> What is being asked
From the listing below, pull out the lines that hold "среды".

[Dataset items]
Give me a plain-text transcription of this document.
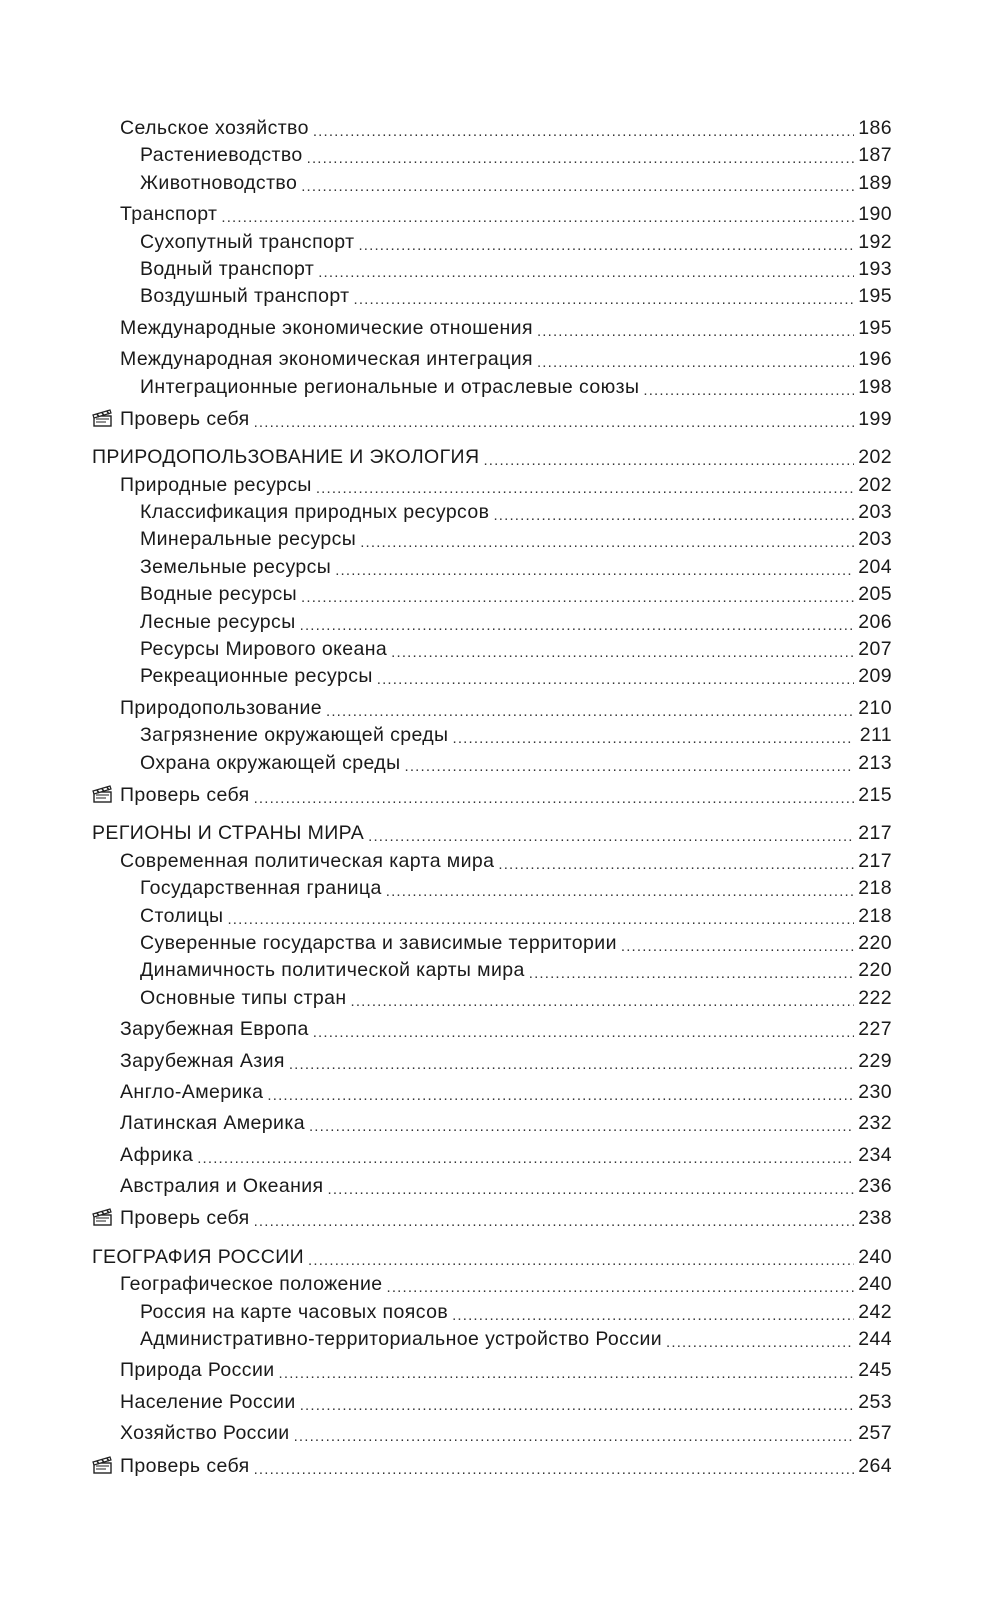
Сельское хозяйство . . .	186
Растениеводство . . .	187
Животноводство . . .	189
Транспорт . . .	190
Сухопутный транспорт . . .	192
Водный транспорт . . .	193
Воздушный транспорт . . .	195
Международные экономические отношения . . .	195
Международная экономическая интеграция . . .	196
Интеграционные региональные и отраслевые союзы . . .	198
Проверь себя . . .	199
ПРИРОДОПОЛЬЗОВАНИЕ И ЭКОЛОГИЯ . . .	202
Природные ресурсы . . .	202
Классификация природных ресурсов . . .	203
Минеральные ресурсы . . .	203
Земельные ресурсы . . .	204
Водные ресурсы . . .	205
Лесные ресурсы . . .	206
Ресурсы Мирового океана . . .	207
Рекреационные ресурсы . . .	209
Природопользование . . .	210
Загрязнение окружающей среды . . .	211
Охрана окружающей среды . . .	213
Проверь себя . . .	215
РЕГИОНЫ И СТРАНЫ МИРА . . .	217
Современная политическая карта мира . . .	217
Государственная граница . . .	218
Столицы . . .	218
Суверенные государства и зависимые территории . . .	220
Динамичность политической карты мира . . .	220
Основные типы стран . . .	222
Зарубежная Европа . . .	227
Зарубежная Азия . . .	229
Англо-Америка . . .	230
Латинская Америка . . .	232
Африка . . .	234
Австралия и Океания . . .	236
Проверь себя . . .	238
ГЕОГРАФИЯ РОССИИ . . .	240
Географическое положение . . .	240
Россия на карте часовых поясов . . .	242
Административно-территориальное устройство России . . .	244
Природа России . . .	245
Население России . . .	253
Хозяйство России . . .	257
Проверь себя . . .	264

> The output
Загрязнение окружающей среды . . .	211
Охрана окружающей среды . . .	213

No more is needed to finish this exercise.